§ STATED EXERCISE
Restate the records that follow word for word; no pictures should appear.

§ PROVIDED RECORDS
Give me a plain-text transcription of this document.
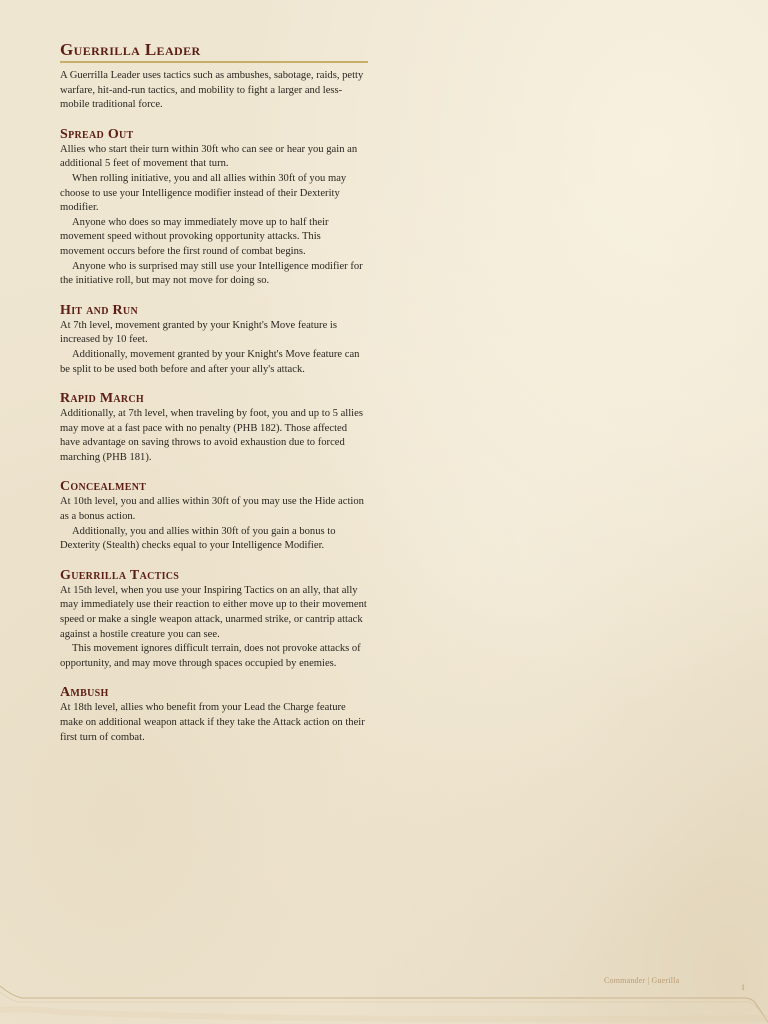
Guerrilla Leader

A Guerrilla Leader uses tactics such as ambushes, sabotage, raids, petty warfare, hit-and-run tactics, and mobility to fight a larger and less-mobile traditional force.

Spread Out

Allies who start their turn within 30ft who can see or hear you gain an additional 5 feet of movement that turn.

When rolling initiative, you and all allies within 30ft of you may choose to use your Intelligence modifier instead of their Dexterity modifier.

Anyone who does so may immediately move up to half their movement speed without provoking opportunity attacks. This movement occurs before the first round of combat begins.

Anyone who is surprised may still use your Intelligence modifier for the initiative roll, but may not move for doing so.

Hit and Run

At 7th level, movement granted by your Knight's Move feature is increased by 10 feet.

Additionally, movement granted by your Knight's Move feature can be split to be used both before and after your ally's attack.

Rapid March

Additionally, at 7th level, when traveling by foot, you and up to 5 allies may move at a fast pace with no penalty (PHB 182). Those affected have advantage on saving throws to avoid exhaustion due to forced marching (PHB 181).

Concealment

At 10th level, you and allies within 30ft of you may use the Hide action as a bonus action.

Additionally, you and allies within 30ft of you gain a bonus to Dexterity (Stealth) checks equal to your Intelligence Modifier.

Guerrilla Tactics

At 15th level, when you use your Inspiring Tactics on an ally, that ally may immediately use their reaction to either move up to their movement speed or make a single weapon attack, unarmed strike, or cantrip attack against a hostile creature you can see.

This movement ignores difficult terrain, does not provoke attacks of opportunity, and may move through spaces occupied by enemies.

Ambush

At 18th level, allies who benefit from your Lead the Charge feature make on additional weapon attack if they take the Attack action on their first turn of combat.

Commander | Guerilla
1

§ ANSWER TO THE EXERCISE
Give me a plain-text transcription of this document.
Guerrilla Leader

A Guerrilla Leader uses tactics such as ambushes, sabotage, raids, petty warfare, hit-and-run tactics, and mobility to fight a larger and less-mobile traditional force.

Spread Out

Allies who start their turn within 30ft who can see or hear you gain an additional 5 feet of movement that turn.

When rolling initiative, you and all allies within 30ft of you may choose to use your Intelligence modifier instead of their Dexterity modifier.

Anyone who does so may immediately move up to half their movement speed without provoking opportunity attacks. This movement occurs before the first round of combat begins.

Anyone who is surprised may still use your Intelligence modifier for the initiative roll, but may not move for doing so.

Hit and Run

At 7th level, movement granted by your Knight's Move feature is increased by 10 feet.

Additionally, movement granted by your Knight's Move feature can be split to be used both before and after your ally's attack.

Rapid March

Additionally, at 7th level, when traveling by foot, you and up to 5 allies may move at a fast pace with no penalty (PHB 182). Those affected have advantage on saving throws to avoid exhaustion due to forced marching (PHB 181).

Concealment

At 10th level, you and allies within 30ft of you may use the Hide action as a bonus action.

Additionally, you and allies within 30ft of you gain a bonus to Dexterity (Stealth) checks equal to your Intelligence Modifier.

Guerrilla Tactics

At 15th level, when you use your Inspiring Tactics on an ally, that ally may immediately use their reaction to either move up to their movement speed or make a single weapon attack, unarmed strike, or cantrip attack against a hostile creature you can see.

This movement ignores difficult terrain, does not provoke attacks of opportunity, and may move through spaces occupied by enemies.

Ambush

At 18th level, allies who benefit from your Lead the Charge feature make on additional weapon attack if they take the Attack action on their first turn of combat.

Commander | Guerilla
1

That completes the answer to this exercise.